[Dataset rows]
______________________________
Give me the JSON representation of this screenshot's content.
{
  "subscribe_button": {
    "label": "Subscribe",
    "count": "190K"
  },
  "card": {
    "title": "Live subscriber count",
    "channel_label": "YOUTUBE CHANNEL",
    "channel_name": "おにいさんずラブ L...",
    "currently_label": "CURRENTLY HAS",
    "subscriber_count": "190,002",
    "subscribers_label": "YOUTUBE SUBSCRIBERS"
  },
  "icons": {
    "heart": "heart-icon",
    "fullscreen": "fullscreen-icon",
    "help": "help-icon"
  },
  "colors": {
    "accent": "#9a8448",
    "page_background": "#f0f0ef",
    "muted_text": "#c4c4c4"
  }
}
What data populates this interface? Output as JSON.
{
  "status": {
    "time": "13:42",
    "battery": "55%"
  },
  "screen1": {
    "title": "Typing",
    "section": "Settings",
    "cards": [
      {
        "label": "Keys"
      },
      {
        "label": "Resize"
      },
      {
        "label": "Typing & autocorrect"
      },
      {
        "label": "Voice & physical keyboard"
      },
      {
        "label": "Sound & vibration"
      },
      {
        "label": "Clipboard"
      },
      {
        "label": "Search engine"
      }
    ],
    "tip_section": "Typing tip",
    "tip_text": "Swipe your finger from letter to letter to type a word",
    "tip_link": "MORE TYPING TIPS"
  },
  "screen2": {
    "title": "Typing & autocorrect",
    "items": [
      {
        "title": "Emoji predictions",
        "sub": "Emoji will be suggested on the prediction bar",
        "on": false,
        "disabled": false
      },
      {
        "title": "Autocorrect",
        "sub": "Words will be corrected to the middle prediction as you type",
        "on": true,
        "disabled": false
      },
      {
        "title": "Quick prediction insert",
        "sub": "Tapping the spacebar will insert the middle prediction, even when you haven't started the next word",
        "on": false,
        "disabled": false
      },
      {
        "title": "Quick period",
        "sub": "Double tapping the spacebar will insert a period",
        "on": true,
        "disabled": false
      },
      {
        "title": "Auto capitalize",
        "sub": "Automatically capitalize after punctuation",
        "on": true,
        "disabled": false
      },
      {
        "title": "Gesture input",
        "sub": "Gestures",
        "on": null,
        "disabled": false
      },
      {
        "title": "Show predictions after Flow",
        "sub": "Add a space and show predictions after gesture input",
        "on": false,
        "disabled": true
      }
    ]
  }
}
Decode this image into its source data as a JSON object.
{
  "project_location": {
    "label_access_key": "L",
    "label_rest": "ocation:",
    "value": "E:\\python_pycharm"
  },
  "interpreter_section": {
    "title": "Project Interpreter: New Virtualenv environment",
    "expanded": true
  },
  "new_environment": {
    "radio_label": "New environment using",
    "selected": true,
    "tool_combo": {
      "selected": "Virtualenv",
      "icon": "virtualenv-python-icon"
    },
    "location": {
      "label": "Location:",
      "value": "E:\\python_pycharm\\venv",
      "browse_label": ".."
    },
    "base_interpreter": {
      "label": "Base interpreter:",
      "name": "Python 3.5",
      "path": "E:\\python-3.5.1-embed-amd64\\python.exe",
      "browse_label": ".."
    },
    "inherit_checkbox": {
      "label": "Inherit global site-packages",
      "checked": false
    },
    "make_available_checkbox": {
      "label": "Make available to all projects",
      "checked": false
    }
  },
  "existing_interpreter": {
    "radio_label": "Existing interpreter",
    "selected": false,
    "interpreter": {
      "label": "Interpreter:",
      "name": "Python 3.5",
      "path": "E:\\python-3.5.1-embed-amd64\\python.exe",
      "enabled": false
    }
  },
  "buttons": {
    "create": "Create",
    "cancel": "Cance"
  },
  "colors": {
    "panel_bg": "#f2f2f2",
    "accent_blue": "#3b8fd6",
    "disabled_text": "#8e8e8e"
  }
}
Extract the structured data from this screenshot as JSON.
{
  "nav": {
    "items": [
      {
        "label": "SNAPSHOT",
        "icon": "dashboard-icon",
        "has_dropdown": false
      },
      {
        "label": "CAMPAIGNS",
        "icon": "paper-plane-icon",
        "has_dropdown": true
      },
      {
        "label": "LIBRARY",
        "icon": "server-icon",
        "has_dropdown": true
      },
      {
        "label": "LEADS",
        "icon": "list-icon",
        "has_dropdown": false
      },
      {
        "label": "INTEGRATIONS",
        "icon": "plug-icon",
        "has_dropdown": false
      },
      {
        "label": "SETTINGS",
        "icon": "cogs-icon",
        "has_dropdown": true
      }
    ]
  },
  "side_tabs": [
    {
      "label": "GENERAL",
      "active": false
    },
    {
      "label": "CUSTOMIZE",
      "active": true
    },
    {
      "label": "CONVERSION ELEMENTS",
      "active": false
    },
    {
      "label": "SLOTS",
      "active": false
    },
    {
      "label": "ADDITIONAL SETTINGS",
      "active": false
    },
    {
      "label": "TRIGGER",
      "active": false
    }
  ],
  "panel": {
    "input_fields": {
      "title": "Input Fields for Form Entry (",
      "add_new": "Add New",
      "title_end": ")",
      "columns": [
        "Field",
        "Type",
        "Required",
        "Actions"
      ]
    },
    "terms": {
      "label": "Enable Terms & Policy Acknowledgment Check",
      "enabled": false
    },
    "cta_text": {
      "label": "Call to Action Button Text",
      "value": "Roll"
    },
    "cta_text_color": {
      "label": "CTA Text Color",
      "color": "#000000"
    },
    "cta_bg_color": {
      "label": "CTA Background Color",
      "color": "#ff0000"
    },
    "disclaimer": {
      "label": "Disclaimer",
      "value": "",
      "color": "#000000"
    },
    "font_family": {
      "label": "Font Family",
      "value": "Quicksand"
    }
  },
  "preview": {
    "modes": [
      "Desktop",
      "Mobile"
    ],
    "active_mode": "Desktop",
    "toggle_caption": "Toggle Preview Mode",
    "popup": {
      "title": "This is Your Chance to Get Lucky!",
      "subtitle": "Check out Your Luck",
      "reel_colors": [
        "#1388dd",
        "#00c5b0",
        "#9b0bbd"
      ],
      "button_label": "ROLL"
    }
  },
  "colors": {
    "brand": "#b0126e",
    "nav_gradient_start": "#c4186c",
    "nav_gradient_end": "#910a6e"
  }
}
______________________________
-- Set problem --
Reproduce every line of the data verbatim.

-- Solution to this task --
Give me the JSON representation of this screenshot's content.
{
  "subscribe_button": {
    "label": "Subscribe",
    "count": "190K"
  },
  "card": {
    "title": "Live subscriber count",
    "channel_label": "YOUTUBE CHANNEL",
    "channel_name": "おにいさんずラブ L...",
    "currently_label": "CURRENTLY HAS",
    "subscriber_count": "190,002",
    "subscribers_label": "YOUTUBE SUBSCRIBERS"
  },
  "icons": {
    "heart": "heart-icon",
    "fullscreen": "fullscreen-icon",
    "help": "help-icon"
  },
  "colors": {
    "accent": "#9a8448",
    "page_background": "#f0f0ef",
    "muted_text": "#c4c4c4"
  }
}
What data populates this interface? Output as JSON.
{
  "status": {
    "time": "13:42",
    "battery": "55%"
  },
  "screen1": {
    "title": "Typing",
    "section": "Settings",
    "cards": [
      {
        "label": "Keys"
      },
      {
        "label": "Resize"
      },
      {
        "label": "Typing & autocorrect"
      },
      {
        "label": "Voice & physical keyboard"
      },
      {
        "label": "Sound & vibration"
      },
      {
        "label": "Clipboard"
      },
      {
        "label": "Search engine"
      }
    ],
    "tip_section": "Typing tip",
    "tip_text": "Swipe your finger from letter to letter to type a word",
    "tip_link": "MORE TYPING TIPS"
  },
  "screen2": {
    "title": "Typing & autocorrect",
    "items": [
      {
        "title": "Emoji predictions",
        "sub": "Emoji will be suggested on the prediction bar",
        "on": false,
        "disabled": false
      },
      {
        "title": "Autocorrect",
        "sub": "Words will be corrected to the middle prediction as you type",
        "on": true,
        "disabled": false
      },
      {
        "title": "Quick prediction insert",
        "sub": "Tapping the spacebar will insert the middle prediction, even when you haven't started the next word",
        "on": false,
        "disabled": false
      },
      {
        "title": "Quick period",
        "sub": "Double tapping the spacebar will insert a period",
        "on": true,
        "disabled": false
      },
      {
        "title": "Auto capitalize",
        "sub": "Automatically capitalize after punctuation",
        "on": true,
        "disabled": false
      },
      {
        "title": "Gesture input",
        "sub": "Gestures",
        "on": null,
        "disabled": false
      },
      {
        "title": "Show predictions after Flow",
        "sub": "Add a space and show predictions after gesture input",
        "on": false,
        "disabled": true
      }
    ]
  }
}
Decode this image into its source data as a JSON object.
{
  "project_location": {
    "label_access_key": "L",
    "label_rest": "ocation:",
    "value": "E:\\python_pycharm"
  },
  "interpreter_section": {
    "title": "Project Interpreter: New Virtualenv environment",
    "expanded": true
  },
  "new_environment": {
    "radio_label": "New environment using",
    "selected": true,
    "tool_combo": {
      "selected": "Virtualenv",
      "icon": "virtualenv-python-icon"
    },
    "location": {
      "label": "Location:",
      "value": "E:\\python_pycharm\\venv",
      "browse_label": ".."
    },
    "base_interpreter": {
      "label": "Base interpreter:",
      "name": "Python 3.5",
      "path": "E:\\python-3.5.1-embed-amd64\\python.exe",
      "browse_label": ".."
    },
    "inherit_checkbox": {
      "label": "Inherit global site-packages",
      "checked": false
    },
    "make_available_checkbox": {
      "label": "Make available to all projects",
      "checked": false
    }
  },
  "existing_interpreter": {
    "radio_label": "Existing interpreter",
    "selected": false,
    "interpreter": {
      "label": "Interpreter:",
      "name": "Python 3.5",
      "path": "E:\\python-3.5.1-embed-amd64\\python.exe",
      "enabled": false
    }
  },
  "buttons": {
    "create": "Create",
    "cancel": "Cance"
  },
  "colors": {
    "panel_bg": "#f2f2f2",
    "accent_blue": "#3b8fd6",
    "disabled_text": "#8e8e8e"
  }
}
Extract the structured data from this screenshot as JSON.
{
  "nav": {
    "items": [
      {
        "label": "SNAPSHOT",
        "icon": "dashboard-icon",
        "has_dropdown": false
      },
      {
        "label": "CAMPAIGNS",
        "icon": "paper-plane-icon",
        "has_dropdown": true
      },
      {
        "label": "LIBRARY",
        "icon": "server-icon",
        "has_dropdown": true
      },
      {
        "label": "LEADS",
        "icon": "list-icon",
        "has_dropdown": false
      },
      {
        "label": "INTEGRATIONS",
        "icon": "plug-icon",
        "has_dropdown": false
      },
      {
        "label": "SETTINGS",
        "icon": "cogs-icon",
        "has_dropdown": true
      }
    ]
  },
  "side_tabs": [
    {
      "label": "GENERAL",
      "active": false
    },
    {
      "label": "CUSTOMIZE",
      "active": true
    },
    {
      "label": "CONVERSION ELEMENTS",
      "active": false
    },
    {
      "label": "SLOTS",
      "active": false
    },
    {
      "label": "ADDITIONAL SETTINGS",
      "active": false
    },
    {
      "label": "TRIGGER",
      "active": false
    }
  ],
  "panel": {
    "input_fields": {
      "title": "Input Fields for Form Entry (",
      "add_new": "Add New",
      "title_end": ")",
      "columns": [
        "Field",
        "Type",
        "Required",
        "Actions"
      ]
    },
    "terms": {
      "label": "Enable Terms & Policy Acknowledgment Check",
      "enabled": false
    },
    "cta_text": {
      "label": "Call to Action Button Text",
      "value": "Roll"
    },
    "cta_text_color": {
      "label": "CTA Text Color",
      "color": "#000000"
    },
    "cta_bg_color": {
      "label": "CTA Background Color",
      "color": "#ff0000"
    },
    "disclaimer": {
      "label": "Disclaimer",
      "value": "",
      "color": "#000000"
    },
    "font_family": {
      "label": "Font Family",
      "value": "Quicksand"
    }
  },
  "preview": {
    "modes": [
      "Desktop",
      "Mobile"
    ],
    "active_mode": "Desktop",
    "toggle_caption": "Toggle Preview Mode",
    "popup": {
      "title": "This is Your Chance to Get Lucky!",
      "subtitle": "Check out Your Luck",
      "reel_colors": [
        "#1388dd",
        "#00c5b0",
        "#9b0bbd"
      ],
      "button_label": "ROLL"
    }
  },
  "colors": {
    "brand": "#b0126e",
    "nav_gradient_start": "#c4186c",
    "nav_gradient_end": "#910a6e"
  }
}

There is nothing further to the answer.